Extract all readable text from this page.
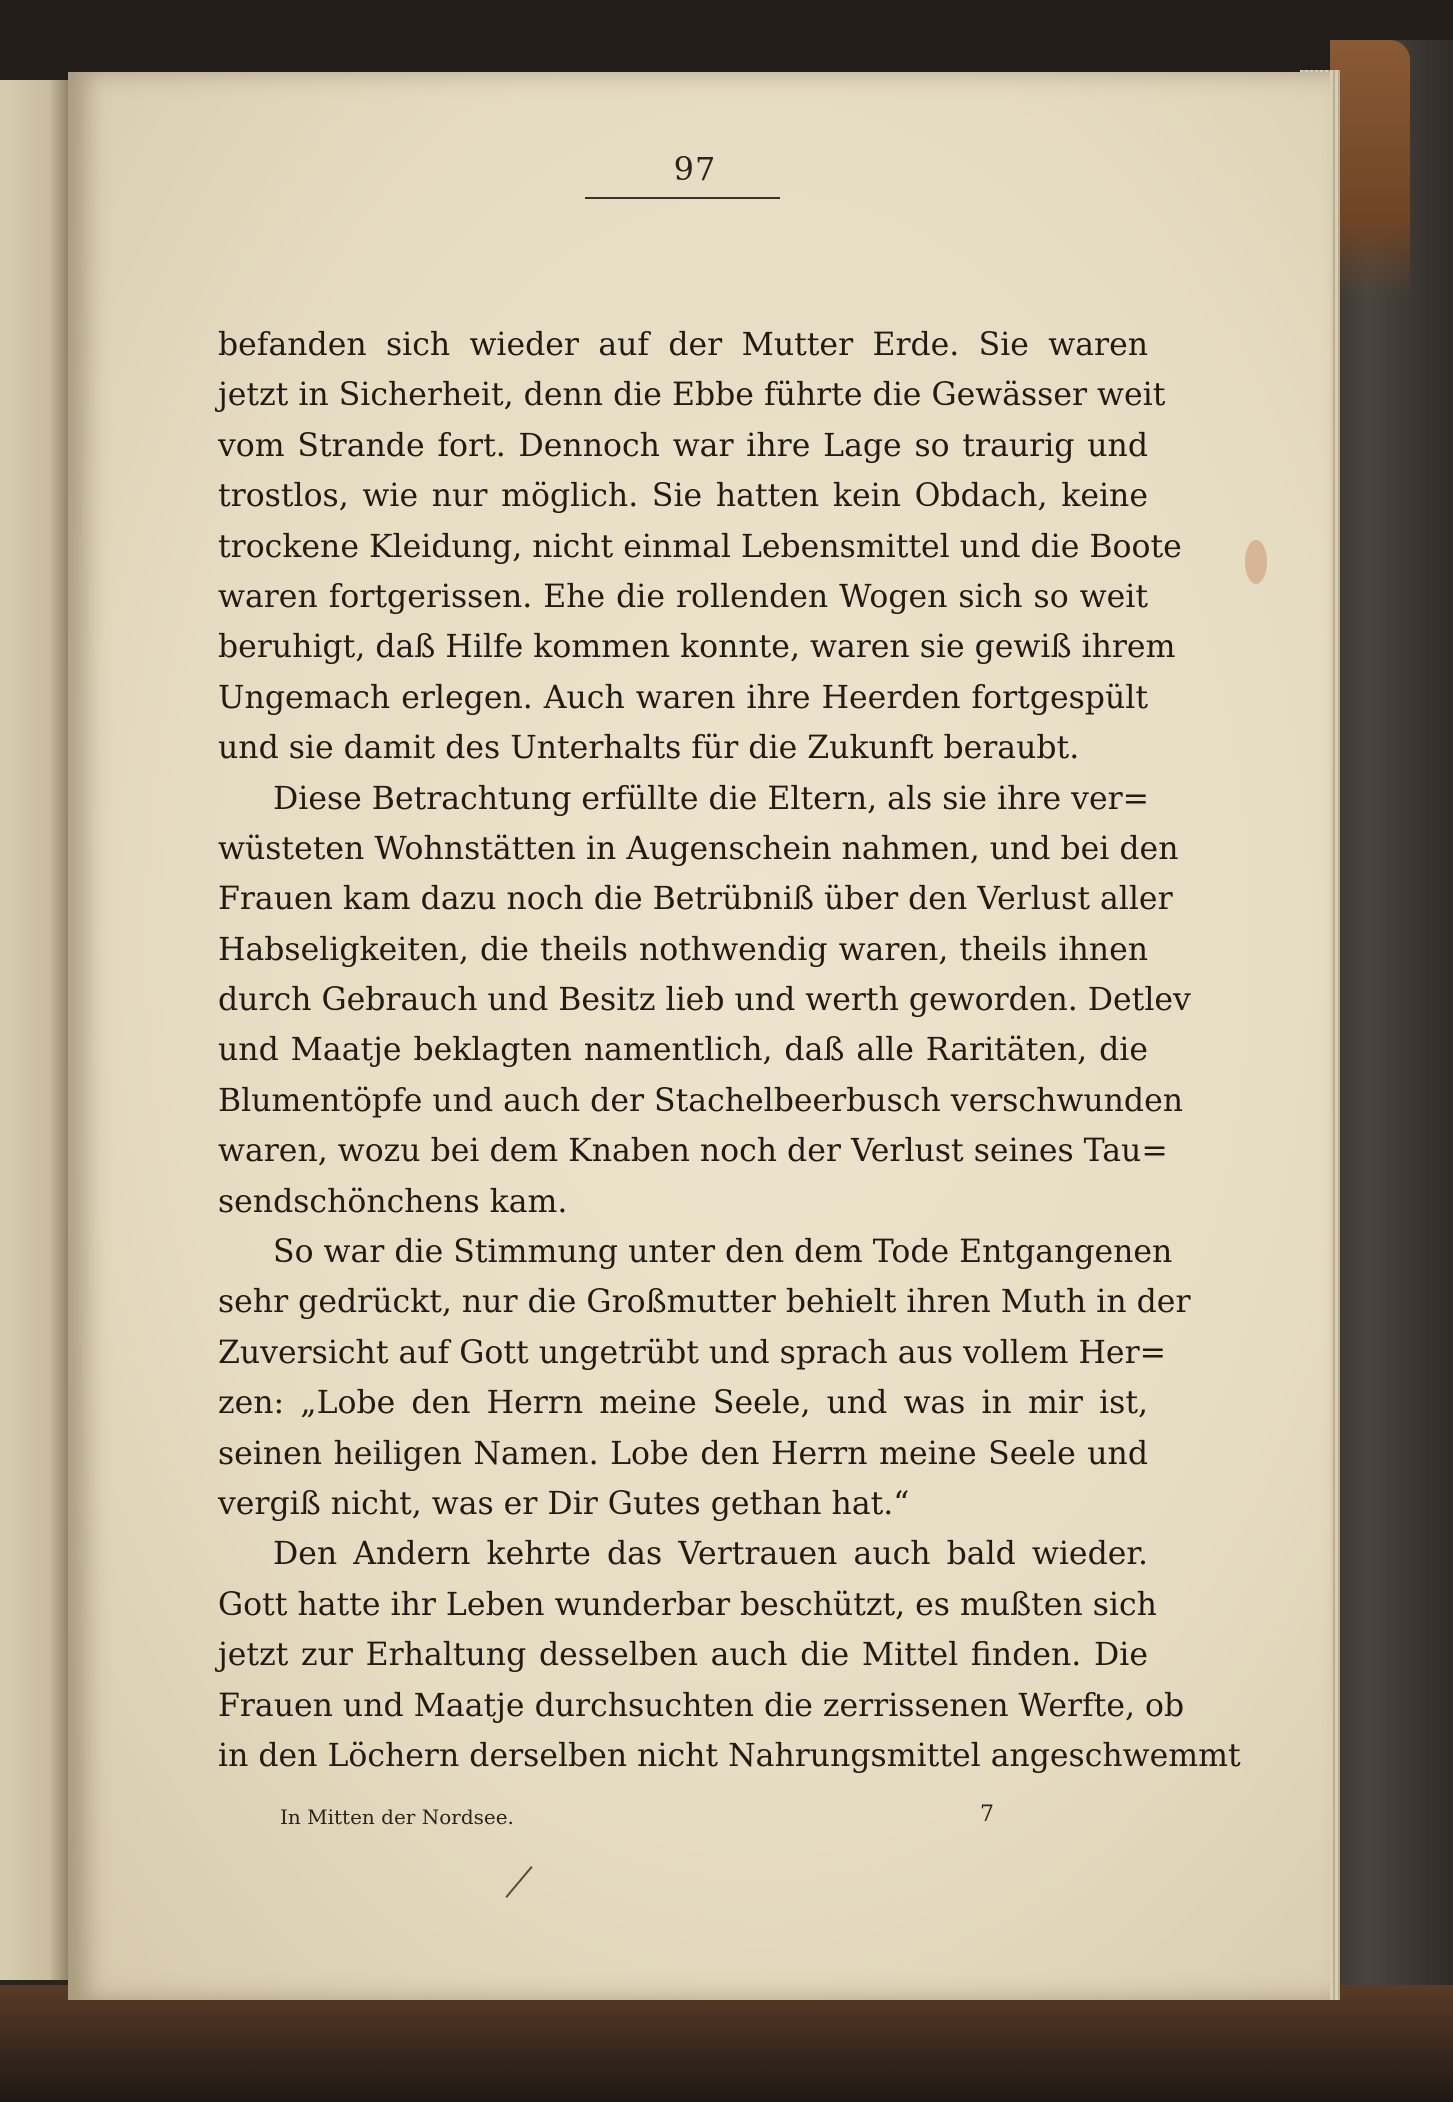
97
befanden sich wieder auf der Mutter Erde. Sie waren
jetzt in Sicherheit, denn die Ebbe führte die Gewässer weit
vom Strande fort. Dennoch war ihre Lage so traurig und
trostlos, wie nur möglich. Sie hatten kein Obdach, keine
trockene Kleidung, nicht einmal Lebensmittel und die Boote
waren fortgerissen. Ehe die rollenden Wogen sich so weit
beruhigt, daß Hilfe kommen konnte, waren sie gewiß ihrem
Ungemach erlegen. Auch waren ihre Heerden fortgespült
und sie damit des Unterhalts für die Zukunft beraubt.
Diese Betrachtung erfüllte die Eltern, als sie ihre ver=
wüsteten Wohnstätten in Augenschein nahmen, und bei den
Frauen kam dazu noch die Betrübniß über den Verlust aller
Habseligkeiten, die theils nothwendig waren, theils ihnen
durch Gebrauch und Besitz lieb und werth geworden. Detlev
und Maatje beklagten namentlich, daß alle Raritäten, die
Blumentöpfe und auch der Stachelbeerbusch verschwunden
waren, wozu bei dem Knaben noch der Verlust seines Tau=
sendschönchens kam.
So war die Stimmung unter den dem Tode Entgangenen
sehr gedrückt, nur die Großmutter behielt ihren Muth in der
Zuversicht auf Gott ungetrübt und sprach aus vollem Her=
zen: „Lobe den Herrn meine Seele, und was in mir ist,
seinen heiligen Namen. Lobe den Herrn meine Seele und
vergiß nicht, was er Dir Gutes gethan hat.“
Den Andern kehrte das Vertrauen auch bald wieder.
Gott hatte ihr Leben wunderbar beschützt, es mußten sich
jetzt zur Erhaltung desselben auch die Mittel finden. Die
Frauen und Maatje durchsuchten die zerrissenen Werfte, ob
in den Löchern derselben nicht Nahrungsmittel angeschwemmt
In Mitten der Nordsee.	7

PROBLEM DETAILS →
List the lines of the material in which the word "Herrn" occurs.

FINAL ANSWER →
zen: „Lobe den Herrn meine Seele, und was in mir ist,
seinen heiligen Namen. Lobe den Herrn meine Seele und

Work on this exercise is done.